## What is expected
Your task is to repeat the entries exactly. Leave the pictures out.

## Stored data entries
- - - -

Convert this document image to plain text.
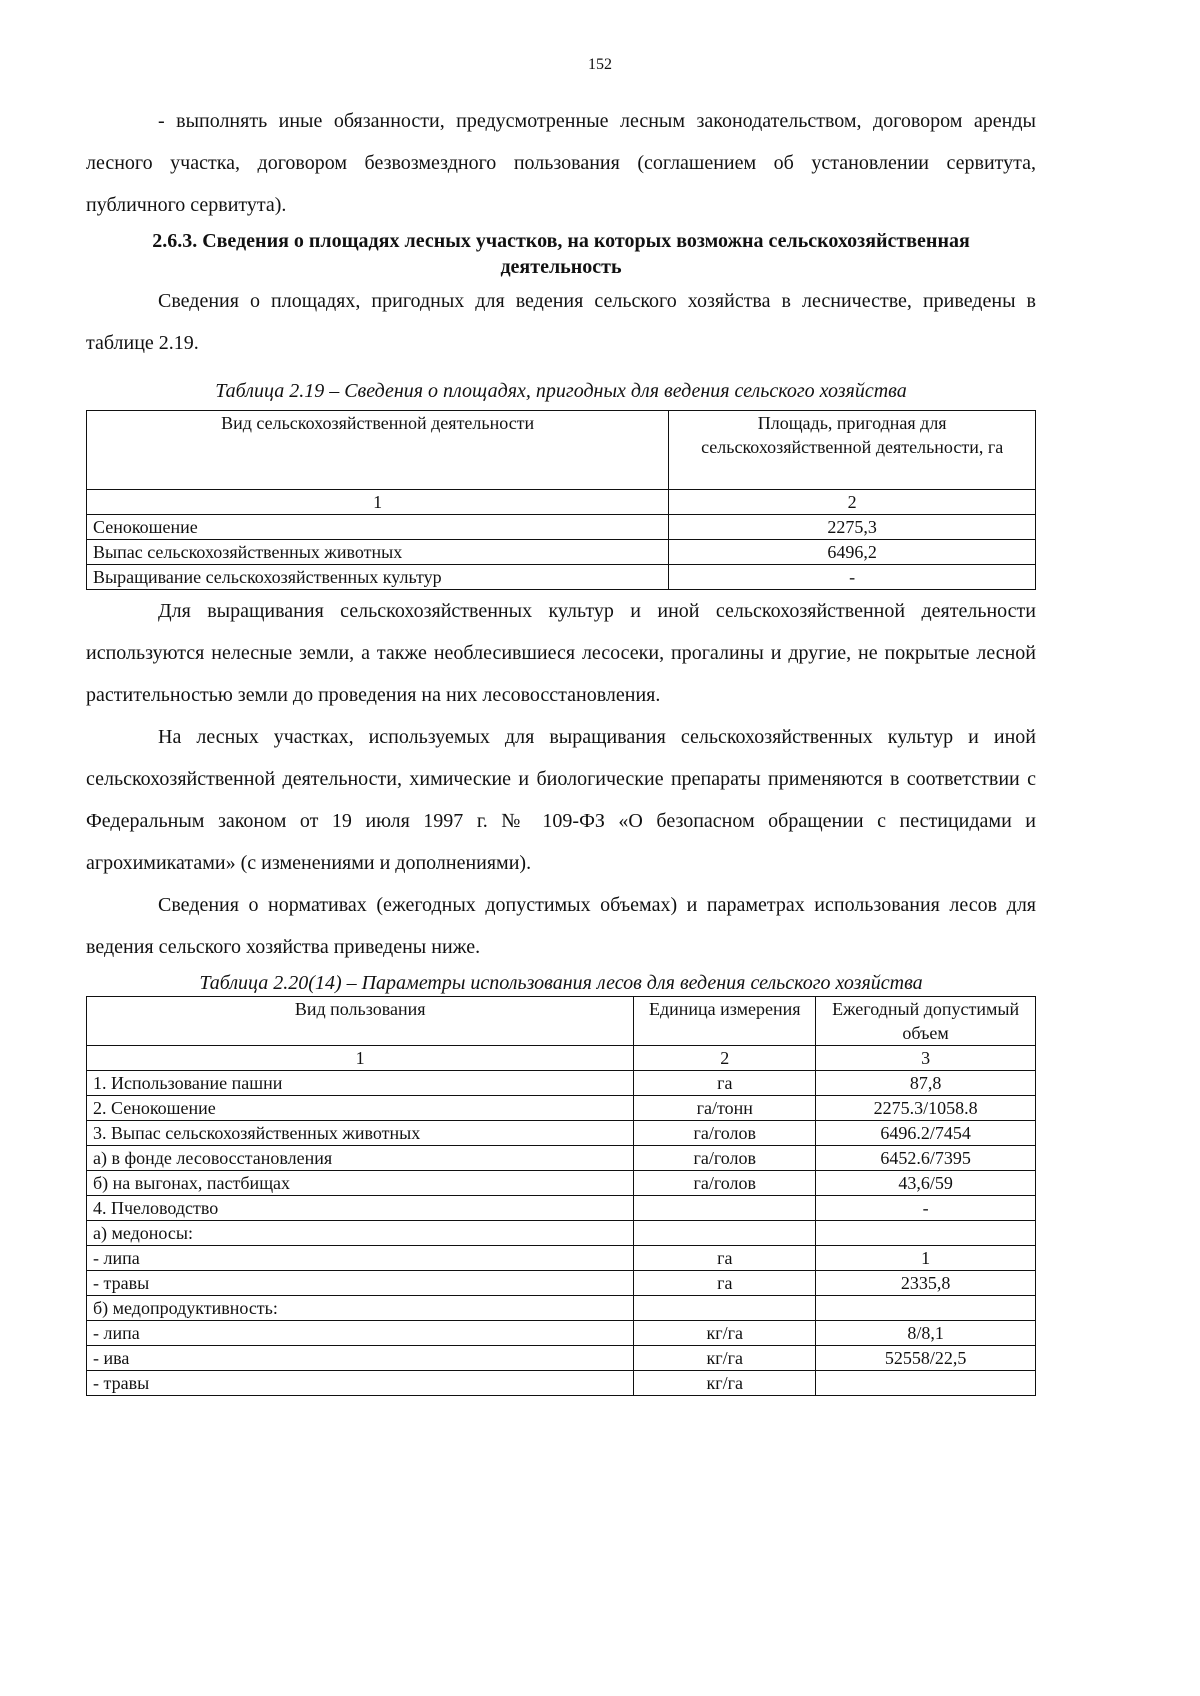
152

- выполнять иные обязанности, предусмотренные лесным законодательством, договором аренды лесного участка, договором безвозмездного пользования (соглашением об установлении сервитута, публичного сервитута).

2.6.3. Сведения о площадях лесных участков, на которых возможна сельскохозяйственная деятельность

Сведения о площадях, пригодных для ведения сельского хозяйства в лесничестве, приведены в таблице 2.19.

Таблица 2.19 – Сведения о площадях, пригодных для ведения сельского хозяйства
Вид сельскохозяйственной деятельности	Площадь, пригодная для сельскохозяйственной деятельности, га
1	2
Сенокошение	2275,3
Выпас сельскохозяйственных животных	6496,2
Выращивание сельскохозяйственных культур	-

Для выращивания сельскохозяйственных культур и иной сельскохозяйственной деятельности используются нелесные земли, а также необлесившиеся лесосеки, прогалины и другие, не покрытые лесной растительностью земли до проведения на них лесовосстановления.

На лесных участках, используемых для выращивания сельскохозяйственных культур и иной сельскохозяйственной деятельности, химические и биологические препараты применяются в соответствии с Федеральным законом от 19 июля 1997 г. № 109-ФЗ «О безопасном обращении с пестицидами и агрохимикатами» (с изменениями и дополнениями).

Сведения о нормативах (ежегодных допустимых объемах) и параметрах использования лесов для ведения сельского хозяйства приведены ниже.

Таблица 2.20(14) – Параметры использования лесов для ведения сельского хозяйства
Вид пользования	Единица измерения	Ежегодный допустимый объем
1	2	3
1. Использование пашни	га	87,8
2. Сенокошение	га/тонн	2275.3/1058.8
3. Выпас сельскохозяйственных животных	га/голов	6496.2/7454
а) в фонде лесовосстановления	га/голов	6452.6/7395
б) на выгонах, пастбищах	га/голов	43,6/59
4. Пчеловодство		-
а) медоносы:		
- липа	га	1
- травы	га	2335,8
б) медопродуктивность:		
- липа	кг/га	8/8,1
- ива	кг/га	52558/22,5
- травы	кг/га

- - - -

## Solution to this exercise
Convert this document image to plain text.
152

- выполнять иные обязанности, предусмотренные лесным законодательством, договором аренды лесного участка, договором безвозмездного пользования (соглашением об установлении сервитута, публичного сервитута).

2.6.3. Сведения о площадях лесных участков, на которых возможна сельскохозяйственная деятельность

Сведения о площадях, пригодных для ведения сельского хозяйства в лесничестве, приведены в таблице 2.19.

Таблица 2.19 – Сведения о площадях, пригодных для ведения сельского хозяйства
Вид сельскохозяйственной деятельности	Площадь, пригодная для сельскохозяйственной деятельности, га
1	2
Сенокошение	2275,3
Выпас сельскохозяйственных животных	6496,2
Выращивание сельскохозяйственных культур	-

Для выращивания сельскохозяйственных культур и иной сельскохозяйственной деятельности используются нелесные земли, а также необлесившиеся лесосеки, прогалины и другие, не покрытые лесной растительностью земли до проведения на них лесовосстановления.

На лесных участках, используемых для выращивания сельскохозяйственных культур и иной сельскохозяйственной деятельности, химические и биологические препараты применяются в соответствии с Федеральным законом от 19 июля 1997 г. № 109-ФЗ «О безопасном обращении с пестицидами и агрохимикатами» (с изменениями и дополнениями).

Сведения о нормативах (ежегодных допустимых объемах) и параметрах использования лесов для ведения сельского хозяйства приведены ниже.

Таблица 2.20(14) – Параметры использования лесов для ведения сельского хозяйства
Вид пользования	Единица измерения	Ежегодный допустимый объем
1	2	3
1. Использование пашни	га	87,8
2. Сенокошение	га/тонн	2275.3/1058.8
3. Выпас сельскохозяйственных животных	га/голов	6496.2/7454
а) в фонде лесовосстановления	га/голов	6452.6/7395
б) на выгонах, пастбищах	га/голов	43,6/59
4. Пчеловодство		-
а) медоносы:		
- липа	га	1
- травы	га	2335,8
б) медопродуктивность:		
- липа	кг/га	8/8,1
- ива	кг/га	52558/22,5
- травы	кг/га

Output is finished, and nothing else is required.